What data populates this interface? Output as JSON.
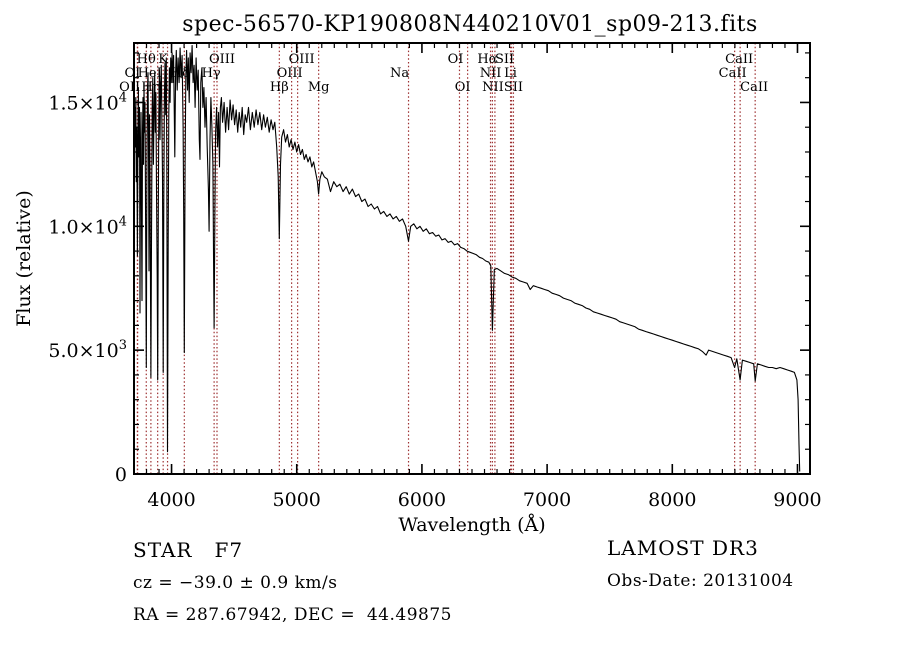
{
  "title": "spec-56570-KP190808N440210V01_sp09-213.fits",
  "footer": {
    "class_line": "STAR   F7",
    "cz_line": "cz = −39.0 ± 0.9 km/s",
    "radec_line": "RA = 287.67942, DEC =  44.49875",
    "survey": "LAMOST DR3",
    "obs_date": "Obs-Date: 20131004"
  },
  "chart_data": {
    "type": "line",
    "title": "spec-56570-KP190808N440210V01_sp09-213.fits",
    "xlabel": "Wavelength (Å)",
    "ylabel": "Flux (relative)",
    "xlim": [
      3700,
      9100
    ],
    "ylim": [
      0,
      17400
    ],
    "grid": false,
    "x_major_ticks": [
      4000,
      5000,
      6000,
      7000,
      8000,
      9000
    ],
    "x_minor_step": 100,
    "y_major_ticks": [
      {
        "v": 0,
        "m": "0",
        "e": ""
      },
      {
        "v": 5000,
        "m": "5.0×10",
        "e": "3"
      },
      {
        "v": 10000,
        "m": "1.0×10",
        "e": "4"
      },
      {
        "v": 15000,
        "m": "1.5×10",
        "e": "4"
      }
    ],
    "y_minor_step": 1000,
    "line_color": "#000000",
    "marker_color": "#9e3132",
    "spectral_lines": [
      {
        "label": "Hθ",
        "wavelength": 3798,
        "row": 1,
        "dx": 0
      },
      {
        "label": "K",
        "wavelength": 3933,
        "row": 1,
        "dx": 0
      },
      {
        "label": "OIII",
        "wavelength": 4363,
        "row": 1,
        "dx": 5
      },
      {
        "label": "OIII",
        "wavelength": 5007,
        "row": 1,
        "dx": 4
      },
      {
        "label": "OI",
        "wavelength": 6300,
        "row": 1,
        "dx": -4
      },
      {
        "label": "Hα",
        "wavelength": 6563,
        "row": 1,
        "dx": -5
      },
      {
        "label": "SII",
        "wavelength": 6716,
        "row": 1,
        "dx": -7
      },
      {
        "label": "CaII",
        "wavelength": 8542,
        "row": 1,
        "dx": -1
      },
      {
        "label": "OI",
        "wavelength": 3727,
        "row": 2,
        "dx": -5
      },
      {
        "label": "HeI",
        "wavelength": 3889,
        "row": 2,
        "dx": -8
      },
      {
        "label": "Hδ",
        "wavelength": 4102,
        "row": 2,
        "dx": -4
      },
      {
        "label": "Hγ",
        "wavelength": 4340,
        "row": 2,
        "dx": -3
      },
      {
        "label": "OIII",
        "wavelength": 4959,
        "row": 2,
        "dx": -2
      },
      {
        "label": "Na",
        "wavelength": 5893,
        "row": 2,
        "dx": -9
      },
      {
        "label": "NII",
        "wavelength": 6548,
        "row": 2,
        "dx": 0
      },
      {
        "label": "Li",
        "wavelength": 6708,
        "row": 2,
        "dx": 0
      },
      {
        "label": "CaII",
        "wavelength": 8498,
        "row": 2,
        "dx": -2
      },
      {
        "label": "OII",
        "wavelength": 3729,
        "row": 3,
        "dx": -8
      },
      {
        "label": "Hη",
        "wavelength": 3835,
        "row": 3,
        "dx": 0
      },
      {
        "label": "H",
        "wavelength": 3968,
        "row": 3,
        "dx": -4
      },
      {
        "label": "Hβ",
        "wavelength": 4861,
        "row": 3,
        "dx": 0
      },
      {
        "label": "Mg",
        "wavelength": 5175,
        "row": 3,
        "dx": 0
      },
      {
        "label": "OI",
        "wavelength": 6365,
        "row": 3,
        "dx": -5
      },
      {
        "label": "NII",
        "wavelength": 6583,
        "row": 3,
        "dx": -2
      },
      {
        "label": "SII",
        "wavelength": 6731,
        "row": 3,
        "dx": 0
      },
      {
        "label": "CaII",
        "wavelength": 8662,
        "row": 3,
        "dx": -1
      }
    ],
    "points": [
      [
        3700,
        100
      ],
      [
        3703,
        12500
      ],
      [
        3706,
        14800
      ],
      [
        3710,
        13200
      ],
      [
        3714,
        15200
      ],
      [
        3718,
        11800
      ],
      [
        3722,
        14000
      ],
      [
        3727,
        8800
      ],
      [
        3731,
        13500
      ],
      [
        3735,
        15600
      ],
      [
        3739,
        12800
      ],
      [
        3744,
        14800
      ],
      [
        3748,
        6500
      ],
      [
        3752,
        13000
      ],
      [
        3756,
        14600
      ],
      [
        3760,
        10500
      ],
      [
        3764,
        7000
      ],
      [
        3768,
        13800
      ],
      [
        3772,
        15200
      ],
      [
        3776,
        12500
      ],
      [
        3780,
        15800
      ],
      [
        3784,
        13800
      ],
      [
        3788,
        15000
      ],
      [
        3792,
        11000
      ],
      [
        3798,
        4300
      ],
      [
        3803,
        12000
      ],
      [
        3808,
        15600
      ],
      [
        3812,
        16200
      ],
      [
        3816,
        13500
      ],
      [
        3820,
        8200
      ],
      [
        3824,
        14500
      ],
      [
        3828,
        12000
      ],
      [
        3835,
        3900
      ],
      [
        3840,
        9500
      ],
      [
        3845,
        14800
      ],
      [
        3850,
        16000
      ],
      [
        3855,
        12500
      ],
      [
        3860,
        14500
      ],
      [
        3865,
        16200
      ],
      [
        3870,
        13800
      ],
      [
        3875,
        15400
      ],
      [
        3880,
        11500
      ],
      [
        3885,
        8000
      ],
      [
        3889,
        3800
      ],
      [
        3894,
        10500
      ],
      [
        3898,
        14500
      ],
      [
        3903,
        16300
      ],
      [
        3908,
        13500
      ],
      [
        3913,
        15800
      ],
      [
        3918,
        16500
      ],
      [
        3923,
        14200
      ],
      [
        3928,
        12000
      ],
      [
        3933,
        4100
      ],
      [
        3938,
        11000
      ],
      [
        3943,
        15200
      ],
      [
        3948,
        16600
      ],
      [
        3953,
        14500
      ],
      [
        3958,
        16800
      ],
      [
        3962,
        12500
      ],
      [
        3968,
        900
      ],
      [
        3973,
        9500
      ],
      [
        3978,
        14500
      ],
      [
        3983,
        16400
      ],
      [
        3988,
        15000
      ],
      [
        3993,
        16800
      ],
      [
        3998,
        15800
      ],
      [
        4004,
        17000
      ],
      [
        4010,
        15800
      ],
      [
        4016,
        16900
      ],
      [
        4022,
        14500
      ],
      [
        4026,
        12800
      ],
      [
        4032,
        16200
      ],
      [
        4038,
        17100
      ],
      [
        4045,
        15500
      ],
      [
        4052,
        16800
      ],
      [
        4060,
        15800
      ],
      [
        4068,
        17200
      ],
      [
        4076,
        16000
      ],
      [
        4084,
        16900
      ],
      [
        4092,
        14000
      ],
      [
        4097,
        10500
      ],
      [
        4102,
        4900
      ],
      [
        4108,
        12500
      ],
      [
        4114,
        16000
      ],
      [
        4120,
        17100
      ],
      [
        4127,
        15500
      ],
      [
        4134,
        16800
      ],
      [
        4141,
        15000
      ],
      [
        4148,
        17000
      ],
      [
        4156,
        16200
      ],
      [
        4164,
        17300
      ],
      [
        4172,
        15800
      ],
      [
        4180,
        16500
      ],
      [
        4188,
        14800
      ],
      [
        4196,
        16800
      ],
      [
        4205,
        15500
      ],
      [
        4213,
        16300
      ],
      [
        4222,
        13500
      ],
      [
        4227,
        12700
      ],
      [
        4234,
        15800
      ],
      [
        4242,
        16400
      ],
      [
        4250,
        14800
      ],
      [
        4258,
        15600
      ],
      [
        4267,
        14000
      ],
      [
        4276,
        15200
      ],
      [
        4285,
        13200
      ],
      [
        4294,
        11500
      ],
      [
        4300,
        9800
      ],
      [
        4307,
        13500
      ],
      [
        4314,
        15200
      ],
      [
        4322,
        14000
      ],
      [
        4330,
        12500
      ],
      [
        4335,
        9000
      ],
      [
        4340,
        5900
      ],
      [
        4346,
        10500
      ],
      [
        4352,
        13800
      ],
      [
        4360,
        14800
      ],
      [
        4368,
        13200
      ],
      [
        4376,
        14600
      ],
      [
        4383,
        12400
      ],
      [
        4390,
        14800
      ],
      [
        4398,
        15200
      ],
      [
        4408,
        14200
      ],
      [
        4420,
        15000
      ],
      [
        4432,
        13800
      ],
      [
        4444,
        14800
      ],
      [
        4456,
        13900
      ],
      [
        4468,
        15100
      ],
      [
        4480,
        14300
      ],
      [
        4492,
        14900
      ],
      [
        4504,
        14100
      ],
      [
        4516,
        14700
      ],
      [
        4528,
        13800
      ],
      [
        4540,
        14600
      ],
      [
        4552,
        14000
      ],
      [
        4564,
        14800
      ],
      [
        4576,
        13700
      ],
      [
        4588,
        14500
      ],
      [
        4600,
        14200
      ],
      [
        4615,
        14800
      ],
      [
        4630,
        13900
      ],
      [
        4645,
        14600
      ],
      [
        4660,
        14000
      ],
      [
        4675,
        14700
      ],
      [
        4690,
        14100
      ],
      [
        4705,
        14600
      ],
      [
        4720,
        13900
      ],
      [
        4735,
        14500
      ],
      [
        4750,
        14000
      ],
      [
        4765,
        14400
      ],
      [
        4780,
        13800
      ],
      [
        4795,
        14300
      ],
      [
        4810,
        13900
      ],
      [
        4825,
        14200
      ],
      [
        4840,
        13200
      ],
      [
        4852,
        12000
      ],
      [
        4861,
        9500
      ],
      [
        4870,
        12500
      ],
      [
        4880,
        13600
      ],
      [
        4895,
        13900
      ],
      [
        4910,
        13400
      ],
      [
        4925,
        13700
      ],
      [
        4940,
        13200
      ],
      [
        4955,
        13500
      ],
      [
        4970,
        13100
      ],
      [
        4985,
        13400
      ],
      [
        5000,
        13000
      ],
      [
        5015,
        13300
      ],
      [
        5030,
        12900
      ],
      [
        5045,
        13100
      ],
      [
        5060,
        12700
      ],
      [
        5075,
        12900
      ],
      [
        5090,
        12600
      ],
      [
        5105,
        12800
      ],
      [
        5120,
        12400
      ],
      [
        5135,
        12600
      ],
      [
        5150,
        12200
      ],
      [
        5165,
        11800
      ],
      [
        5175,
        11300
      ],
      [
        5185,
        11900
      ],
      [
        5200,
        12200
      ],
      [
        5220,
        12000
      ],
      [
        5245,
        11900
      ],
      [
        5270,
        11400
      ],
      [
        5295,
        11800
      ],
      [
        5320,
        11600
      ],
      [
        5345,
        11700
      ],
      [
        5370,
        11400
      ],
      [
        5395,
        11600
      ],
      [
        5420,
        11300
      ],
      [
        5445,
        11500
      ],
      [
        5470,
        11200
      ],
      [
        5495,
        11300
      ],
      [
        5520,
        11000
      ],
      [
        5545,
        11100
      ],
      [
        5570,
        10800
      ],
      [
        5595,
        10900
      ],
      [
        5620,
        10700
      ],
      [
        5645,
        10800
      ],
      [
        5670,
        10500
      ],
      [
        5695,
        10600
      ],
      [
        5720,
        10400
      ],
      [
        5745,
        10500
      ],
      [
        5770,
        10300
      ],
      [
        5795,
        10400
      ],
      [
        5820,
        10200
      ],
      [
        5845,
        10300
      ],
      [
        5870,
        10000
      ],
      [
        5893,
        9400
      ],
      [
        5910,
        10000
      ],
      [
        5935,
        10100
      ],
      [
        5960,
        9900
      ],
      [
        5985,
        10000
      ],
      [
        6010,
        9800
      ],
      [
        6035,
        9900
      ],
      [
        6060,
        9700
      ],
      [
        6085,
        9750
      ],
      [
        6110,
        9600
      ],
      [
        6135,
        9650
      ],
      [
        6160,
        9450
      ],
      [
        6185,
        9500
      ],
      [
        6210,
        9350
      ],
      [
        6235,
        9400
      ],
      [
        6260,
        9250
      ],
      [
        6285,
        9300
      ],
      [
        6310,
        9150
      ],
      [
        6335,
        9100
      ],
      [
        6360,
        9000
      ],
      [
        6385,
        8950
      ],
      [
        6410,
        8900
      ],
      [
        6435,
        8850
      ],
      [
        6460,
        8750
      ],
      [
        6485,
        8700
      ],
      [
        6510,
        8600
      ],
      [
        6535,
        8550
      ],
      [
        6550,
        8400
      ],
      [
        6563,
        5800
      ],
      [
        6578,
        8250
      ],
      [
        6600,
        8300
      ],
      [
        6630,
        8200
      ],
      [
        6660,
        8100
      ],
      [
        6690,
        8050
      ],
      [
        6720,
        7950
      ],
      [
        6750,
        7900
      ],
      [
        6780,
        7800
      ],
      [
        6810,
        7750
      ],
      [
        6840,
        7700
      ],
      [
        6865,
        7450
      ],
      [
        6890,
        7600
      ],
      [
        6920,
        7550
      ],
      [
        6950,
        7500
      ],
      [
        6980,
        7450
      ],
      [
        7010,
        7400
      ],
      [
        7040,
        7300
      ],
      [
        7070,
        7250
      ],
      [
        7100,
        7200
      ],
      [
        7130,
        7100
      ],
      [
        7160,
        7050
      ],
      [
        7190,
        7000
      ],
      [
        7220,
        6900
      ],
      [
        7250,
        6850
      ],
      [
        7280,
        6800
      ],
      [
        7310,
        6700
      ],
      [
        7340,
        6650
      ],
      [
        7370,
        6550
      ],
      [
        7400,
        6500
      ],
      [
        7430,
        6450
      ],
      [
        7460,
        6400
      ],
      [
        7490,
        6350
      ],
      [
        7520,
        6300
      ],
      [
        7550,
        6250
      ],
      [
        7580,
        6150
      ],
      [
        7610,
        6100
      ],
      [
        7640,
        6050
      ],
      [
        7670,
        6000
      ],
      [
        7700,
        5950
      ],
      [
        7730,
        5850
      ],
      [
        7760,
        5800
      ],
      [
        7790,
        5750
      ],
      [
        7820,
        5700
      ],
      [
        7850,
        5650
      ],
      [
        7880,
        5600
      ],
      [
        7910,
        5550
      ],
      [
        7940,
        5500
      ],
      [
        7970,
        5450
      ],
      [
        8000,
        5400
      ],
      [
        8030,
        5350
      ],
      [
        8060,
        5300
      ],
      [
        8090,
        5250
      ],
      [
        8120,
        5200
      ],
      [
        8150,
        5150
      ],
      [
        8180,
        5100
      ],
      [
        8210,
        5050
      ],
      [
        8240,
        4950
      ],
      [
        8270,
        4800
      ],
      [
        8290,
        5000
      ],
      [
        8320,
        4950
      ],
      [
        8350,
        4900
      ],
      [
        8380,
        4850
      ],
      [
        8410,
        4800
      ],
      [
        8440,
        4750
      ],
      [
        8470,
        4700
      ],
      [
        8498,
        4300
      ],
      [
        8515,
        4650
      ],
      [
        8542,
        3800
      ],
      [
        8560,
        4600
      ],
      [
        8590,
        4550
      ],
      [
        8620,
        4500
      ],
      [
        8650,
        4450
      ],
      [
        8662,
        3750
      ],
      [
        8680,
        4450
      ],
      [
        8710,
        4400
      ],
      [
        8740,
        4350
      ],
      [
        8770,
        4300
      ],
      [
        8800,
        4300
      ],
      [
        8830,
        4250
      ],
      [
        8860,
        4300
      ],
      [
        8890,
        4250
      ],
      [
        8920,
        4200
      ],
      [
        8950,
        4150
      ],
      [
        8975,
        4100
      ],
      [
        8995,
        3800
      ],
      [
        9005,
        3000
      ],
      [
        9012,
        1200
      ],
      [
        9018,
        100
      ]
    ]
  }
}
━━━━━━━━━━━━━━━━━━━━
> _Requirements_: Where a line above contains the word "fits", copy that line.

> _The answer_:
  "title": "spec-56570-KP190808N440210V01_sp09-213.fits",
    "title": "spec-56570-KP190808N440210V01_sp09-213.fits",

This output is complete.